**Supplied material**:
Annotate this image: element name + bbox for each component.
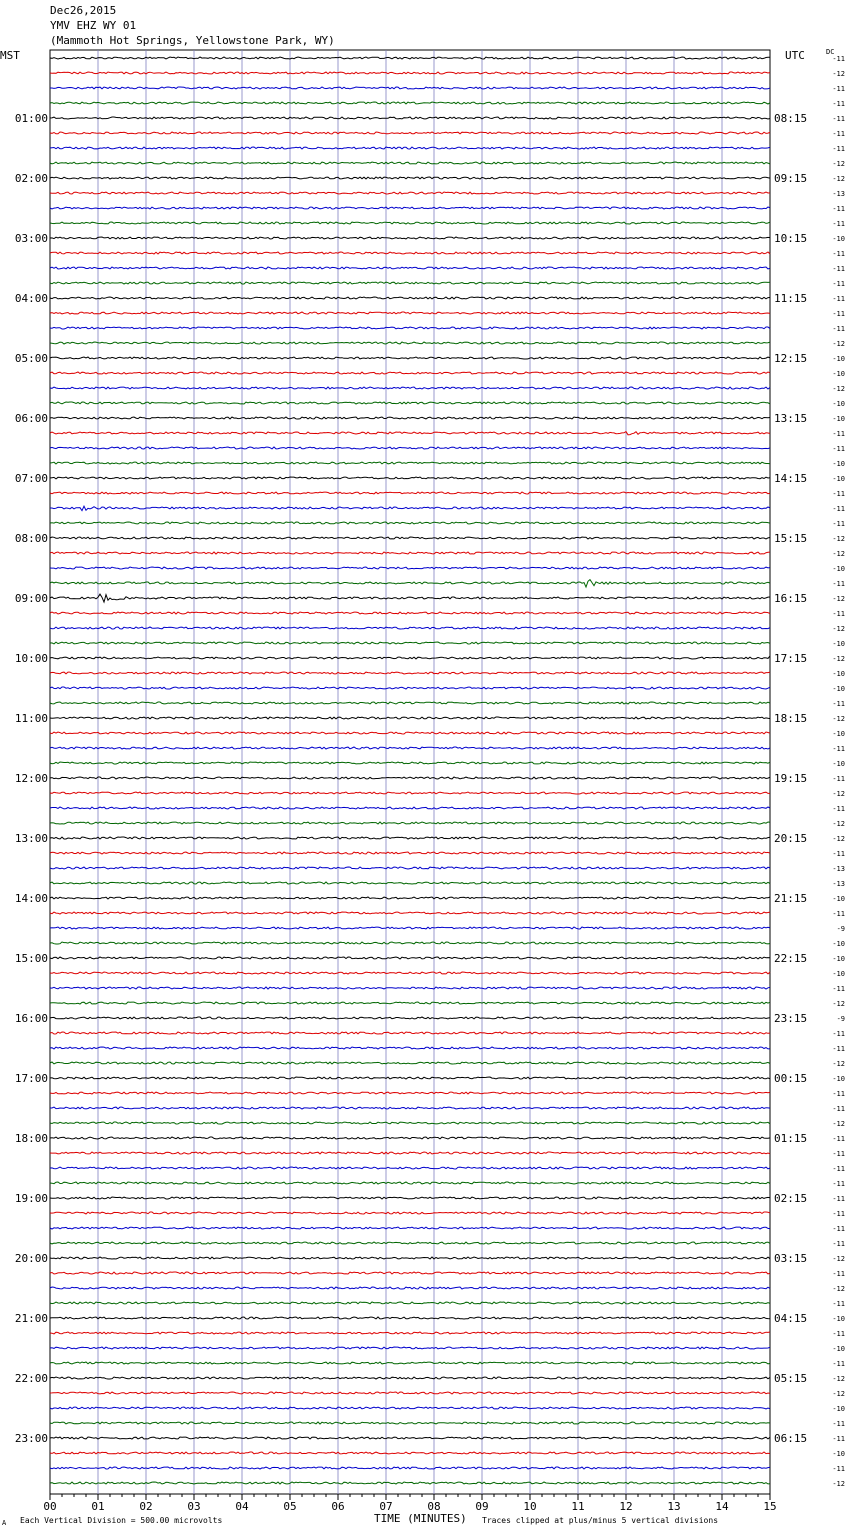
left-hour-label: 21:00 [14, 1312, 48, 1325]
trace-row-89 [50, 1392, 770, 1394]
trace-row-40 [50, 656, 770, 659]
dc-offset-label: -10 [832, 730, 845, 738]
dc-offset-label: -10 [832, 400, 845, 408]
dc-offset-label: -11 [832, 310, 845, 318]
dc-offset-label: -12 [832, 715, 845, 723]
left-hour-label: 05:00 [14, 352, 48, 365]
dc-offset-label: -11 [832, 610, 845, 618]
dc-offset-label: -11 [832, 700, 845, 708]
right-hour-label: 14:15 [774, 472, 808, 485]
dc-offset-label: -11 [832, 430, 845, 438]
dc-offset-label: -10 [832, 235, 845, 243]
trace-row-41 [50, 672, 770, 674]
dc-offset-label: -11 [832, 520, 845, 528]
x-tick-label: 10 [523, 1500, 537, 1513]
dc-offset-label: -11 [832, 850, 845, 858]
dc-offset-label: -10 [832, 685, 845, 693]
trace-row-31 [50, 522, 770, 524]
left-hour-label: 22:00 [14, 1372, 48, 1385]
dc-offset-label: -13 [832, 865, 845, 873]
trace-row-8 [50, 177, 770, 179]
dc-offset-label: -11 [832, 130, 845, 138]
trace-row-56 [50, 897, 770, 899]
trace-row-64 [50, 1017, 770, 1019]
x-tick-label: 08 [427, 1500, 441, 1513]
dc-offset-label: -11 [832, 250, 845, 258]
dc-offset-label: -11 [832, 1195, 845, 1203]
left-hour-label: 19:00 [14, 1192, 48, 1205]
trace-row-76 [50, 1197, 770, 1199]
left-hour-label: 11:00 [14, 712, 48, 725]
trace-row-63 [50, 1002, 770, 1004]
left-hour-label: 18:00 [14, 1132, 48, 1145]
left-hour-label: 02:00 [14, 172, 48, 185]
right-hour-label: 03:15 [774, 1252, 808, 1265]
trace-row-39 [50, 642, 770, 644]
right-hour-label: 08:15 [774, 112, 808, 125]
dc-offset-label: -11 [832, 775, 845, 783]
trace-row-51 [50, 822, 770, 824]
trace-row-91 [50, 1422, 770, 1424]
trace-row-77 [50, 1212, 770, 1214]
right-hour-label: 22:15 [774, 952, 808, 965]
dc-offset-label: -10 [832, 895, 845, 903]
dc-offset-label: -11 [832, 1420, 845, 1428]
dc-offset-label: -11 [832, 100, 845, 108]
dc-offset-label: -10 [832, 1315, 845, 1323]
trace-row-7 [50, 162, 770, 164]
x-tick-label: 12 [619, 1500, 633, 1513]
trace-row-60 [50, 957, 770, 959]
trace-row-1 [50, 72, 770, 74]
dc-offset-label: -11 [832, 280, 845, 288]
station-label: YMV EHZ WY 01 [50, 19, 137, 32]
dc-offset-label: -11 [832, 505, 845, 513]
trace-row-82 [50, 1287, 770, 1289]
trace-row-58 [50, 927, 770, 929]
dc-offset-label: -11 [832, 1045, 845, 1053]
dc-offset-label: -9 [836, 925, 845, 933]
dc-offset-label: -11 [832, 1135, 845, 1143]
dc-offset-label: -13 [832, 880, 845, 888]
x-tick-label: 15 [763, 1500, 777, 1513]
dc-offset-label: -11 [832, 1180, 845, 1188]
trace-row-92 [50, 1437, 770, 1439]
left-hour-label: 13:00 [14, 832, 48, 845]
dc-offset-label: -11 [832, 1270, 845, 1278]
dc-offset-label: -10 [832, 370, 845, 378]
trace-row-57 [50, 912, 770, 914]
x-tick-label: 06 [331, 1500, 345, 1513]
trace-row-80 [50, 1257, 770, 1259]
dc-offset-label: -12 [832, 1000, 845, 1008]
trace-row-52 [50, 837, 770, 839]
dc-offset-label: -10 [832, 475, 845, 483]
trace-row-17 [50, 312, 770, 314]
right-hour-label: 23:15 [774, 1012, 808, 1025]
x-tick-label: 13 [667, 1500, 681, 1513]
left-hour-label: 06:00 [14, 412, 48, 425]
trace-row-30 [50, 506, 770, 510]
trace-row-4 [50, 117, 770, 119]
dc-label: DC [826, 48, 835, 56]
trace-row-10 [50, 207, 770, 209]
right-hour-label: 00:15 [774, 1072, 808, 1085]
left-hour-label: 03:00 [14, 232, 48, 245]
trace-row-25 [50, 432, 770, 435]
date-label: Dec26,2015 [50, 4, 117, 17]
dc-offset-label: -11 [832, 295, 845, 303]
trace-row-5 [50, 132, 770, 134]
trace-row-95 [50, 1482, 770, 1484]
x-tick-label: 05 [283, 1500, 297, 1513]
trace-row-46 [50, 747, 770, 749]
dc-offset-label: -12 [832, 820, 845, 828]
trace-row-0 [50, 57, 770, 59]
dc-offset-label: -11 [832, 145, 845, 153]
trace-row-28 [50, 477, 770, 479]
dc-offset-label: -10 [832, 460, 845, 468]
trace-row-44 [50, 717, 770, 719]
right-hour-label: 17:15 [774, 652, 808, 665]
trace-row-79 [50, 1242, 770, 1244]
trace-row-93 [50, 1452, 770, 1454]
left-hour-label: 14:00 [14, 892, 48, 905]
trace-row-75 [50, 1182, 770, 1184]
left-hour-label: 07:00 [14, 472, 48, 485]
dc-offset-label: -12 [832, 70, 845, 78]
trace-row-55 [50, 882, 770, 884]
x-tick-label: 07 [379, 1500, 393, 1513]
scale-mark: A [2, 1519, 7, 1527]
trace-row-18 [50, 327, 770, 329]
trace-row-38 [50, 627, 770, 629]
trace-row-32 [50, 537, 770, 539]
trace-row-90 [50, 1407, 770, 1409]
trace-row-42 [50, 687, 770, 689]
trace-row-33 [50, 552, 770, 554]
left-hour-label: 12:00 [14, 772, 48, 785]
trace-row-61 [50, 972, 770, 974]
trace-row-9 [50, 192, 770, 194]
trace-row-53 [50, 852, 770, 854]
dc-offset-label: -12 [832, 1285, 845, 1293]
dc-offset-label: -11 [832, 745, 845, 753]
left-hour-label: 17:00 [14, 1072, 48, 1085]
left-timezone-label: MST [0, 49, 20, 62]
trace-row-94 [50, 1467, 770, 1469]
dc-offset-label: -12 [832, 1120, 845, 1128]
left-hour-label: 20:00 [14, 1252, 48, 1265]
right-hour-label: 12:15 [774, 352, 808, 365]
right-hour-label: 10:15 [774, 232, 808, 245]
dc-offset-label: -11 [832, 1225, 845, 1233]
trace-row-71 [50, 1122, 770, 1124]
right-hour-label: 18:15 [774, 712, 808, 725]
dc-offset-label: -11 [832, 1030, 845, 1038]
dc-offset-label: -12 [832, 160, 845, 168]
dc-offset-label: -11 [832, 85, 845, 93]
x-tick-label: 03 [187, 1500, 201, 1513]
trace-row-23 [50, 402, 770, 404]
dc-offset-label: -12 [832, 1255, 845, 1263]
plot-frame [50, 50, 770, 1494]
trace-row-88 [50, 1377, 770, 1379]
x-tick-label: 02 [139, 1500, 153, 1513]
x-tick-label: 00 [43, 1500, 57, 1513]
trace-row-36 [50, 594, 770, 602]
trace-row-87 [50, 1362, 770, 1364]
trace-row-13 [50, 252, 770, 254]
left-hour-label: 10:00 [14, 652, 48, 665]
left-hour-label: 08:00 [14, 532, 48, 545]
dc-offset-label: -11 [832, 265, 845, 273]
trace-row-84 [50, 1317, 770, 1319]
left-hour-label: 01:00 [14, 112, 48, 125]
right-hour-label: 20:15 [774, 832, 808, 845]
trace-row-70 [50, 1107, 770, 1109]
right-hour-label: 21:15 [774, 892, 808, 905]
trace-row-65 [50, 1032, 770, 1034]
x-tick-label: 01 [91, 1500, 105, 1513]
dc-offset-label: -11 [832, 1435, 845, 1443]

**Aim of the exercise**:
Transcribe without alteration the item lines from the line with "left-hour-label: 21:00 [14, 1312, 48, 1325]" up to and including the line with "trace-row-64 [50, 1017, 770, 1019]".

**Output for this exercise**:
left-hour-label: 21:00 [14, 1312, 48, 1325]
trace-row-89 [50, 1392, 770, 1394]
trace-row-40 [50, 656, 770, 659]
dc-offset-label: -10 [832, 730, 845, 738]
dc-offset-label: -10 [832, 400, 845, 408]
dc-offset-label: -11 [832, 310, 845, 318]
dc-offset-label: -12 [832, 715, 845, 723]
left-hour-label: 05:00 [14, 352, 48, 365]
dc-offset-label: -11 [832, 610, 845, 618]
dc-offset-label: -11 [832, 700, 845, 708]
right-hour-label: 14:15 [774, 472, 808, 485]
dc-offset-label: -11 [832, 430, 845, 438]
dc-offset-label: -10 [832, 235, 845, 243]
trace-row-41 [50, 672, 770, 674]
dc-offset-label: -11 [832, 520, 845, 528]
x-tick-label: 10 [523, 1500, 537, 1513]
dc-offset-label: -11 [832, 850, 845, 858]
dc-offset-label: -10 [832, 685, 845, 693]
trace-row-31 [50, 522, 770, 524]
left-hour-label: 22:00 [14, 1372, 48, 1385]
dc-offset-label: -13 [832, 865, 845, 873]
trace-row-8 [50, 177, 770, 179]
dc-offset-label: -11 [832, 130, 845, 138]
trace-row-56 [50, 897, 770, 899]
trace-row-64 [50, 1017, 770, 1019]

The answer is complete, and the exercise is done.